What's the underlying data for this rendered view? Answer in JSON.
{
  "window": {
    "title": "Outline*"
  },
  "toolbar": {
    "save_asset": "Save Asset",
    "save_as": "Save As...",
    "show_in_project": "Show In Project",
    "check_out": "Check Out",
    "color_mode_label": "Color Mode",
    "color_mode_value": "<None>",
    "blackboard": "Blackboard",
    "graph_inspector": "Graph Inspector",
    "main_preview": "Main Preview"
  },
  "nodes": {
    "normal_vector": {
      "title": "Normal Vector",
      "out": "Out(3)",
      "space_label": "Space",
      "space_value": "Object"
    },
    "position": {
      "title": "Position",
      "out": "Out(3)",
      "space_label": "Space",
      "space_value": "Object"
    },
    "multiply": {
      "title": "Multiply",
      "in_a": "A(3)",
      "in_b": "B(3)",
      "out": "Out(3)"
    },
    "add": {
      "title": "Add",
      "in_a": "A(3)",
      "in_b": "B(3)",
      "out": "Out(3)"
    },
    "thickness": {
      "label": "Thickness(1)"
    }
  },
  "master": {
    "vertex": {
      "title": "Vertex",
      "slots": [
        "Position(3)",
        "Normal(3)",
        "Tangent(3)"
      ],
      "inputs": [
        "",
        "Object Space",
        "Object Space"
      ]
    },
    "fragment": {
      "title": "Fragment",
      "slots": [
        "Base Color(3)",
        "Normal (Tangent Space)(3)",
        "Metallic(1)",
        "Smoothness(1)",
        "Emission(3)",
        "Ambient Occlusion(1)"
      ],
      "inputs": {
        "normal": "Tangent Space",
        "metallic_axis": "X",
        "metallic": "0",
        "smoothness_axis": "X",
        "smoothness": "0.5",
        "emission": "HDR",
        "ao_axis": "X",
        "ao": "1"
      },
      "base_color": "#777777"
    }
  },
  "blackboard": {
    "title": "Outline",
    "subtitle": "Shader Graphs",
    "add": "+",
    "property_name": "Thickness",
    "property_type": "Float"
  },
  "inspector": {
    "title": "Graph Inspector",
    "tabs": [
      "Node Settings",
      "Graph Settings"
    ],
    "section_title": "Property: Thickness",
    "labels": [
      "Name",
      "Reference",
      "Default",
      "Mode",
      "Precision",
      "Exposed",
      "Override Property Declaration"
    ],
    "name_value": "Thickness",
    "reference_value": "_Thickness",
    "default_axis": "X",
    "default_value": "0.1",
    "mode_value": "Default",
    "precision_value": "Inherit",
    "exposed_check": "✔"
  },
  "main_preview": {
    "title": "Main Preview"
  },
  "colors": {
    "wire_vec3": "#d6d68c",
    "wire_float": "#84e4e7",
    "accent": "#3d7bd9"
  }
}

(Challenge):
Take the entries above and transcribe them exactly.

(Correct output):
What's the underlying data for this rendered view? Answer in JSON.
{
  "window": {
    "title": "Outline*"
  },
  "toolbar": {
    "save_asset": "Save Asset",
    "save_as": "Save As...",
    "show_in_project": "Show In Project",
    "check_out": "Check Out",
    "color_mode_label": "Color Mode",
    "color_mode_value": "<None>",
    "blackboard": "Blackboard",
    "graph_inspector": "Graph Inspector",
    "main_preview": "Main Preview"
  },
  "nodes": {
    "normal_vector": {
      "title": "Normal Vector",
      "out": "Out(3)",
      "space_label": "Space",
      "space_value": "Object"
    },
    "position": {
      "title": "Position",
      "out": "Out(3)",
      "space_label": "Space",
      "space_value": "Object"
    },
    "multiply": {
      "title": "Multiply",
      "in_a": "A(3)",
      "in_b": "B(3)",
      "out": "Out(3)"
    },
    "add": {
      "title": "Add",
      "in_a": "A(3)",
      "in_b": "B(3)",
      "out": "Out(3)"
    },
    "thickness": {
      "label": "Thickness(1)"
    }
  },
  "master": {
    "vertex": {
      "title": "Vertex",
      "slots": [
        "Position(3)",
        "Normal(3)",
        "Tangent(3)"
      ],
      "inputs": [
        "",
        "Object Space",
        "Object Space"
      ]
    },
    "fragment": {
      "title": "Fragment",
      "slots": [
        "Base Color(3)",
        "Normal (Tangent Space)(3)",
        "Metallic(1)",
        "Smoothness(1)",
        "Emission(3)",
        "Ambient Occlusion(1)"
      ],
      "inputs": {
        "normal": "Tangent Space",
        "metallic_axis": "X",
        "metallic": "0",
        "smoothness_axis": "X",
        "smoothness": "0.5",
        "emission": "HDR",
        "ao_axis": "X",
        "ao": "1"
      },
      "base_color": "#777777"
    }
  },
  "blackboard": {
    "title": "Outline",
    "subtitle": "Shader Graphs",
    "add": "+",
    "property_name": "Thickness",
    "property_type": "Float"
  },
  "inspector": {
    "title": "Graph Inspector",
    "tabs": [
      "Node Settings",
      "Graph Settings"
    ],
    "section_title": "Property: Thickness",
    "labels": [
      "Name",
      "Reference",
      "Default",
      "Mode",
      "Precision",
      "Exposed",
      "Override Property Declaration"
    ],
    "name_value": "Thickness",
    "reference_value": "_Thickness",
    "default_axis": "X",
    "default_value": "0.1",
    "mode_value": "Default",
    "precision_value": "Inherit",
    "exposed_check": "✔"
  },
  "main_preview": {
    "title": "Main Preview"
  },
  "colors": {
    "wire_vec3": "#d6d68c",
    "wire_float": "#84e4e7",
    "accent": "#3d7bd9"
  }
}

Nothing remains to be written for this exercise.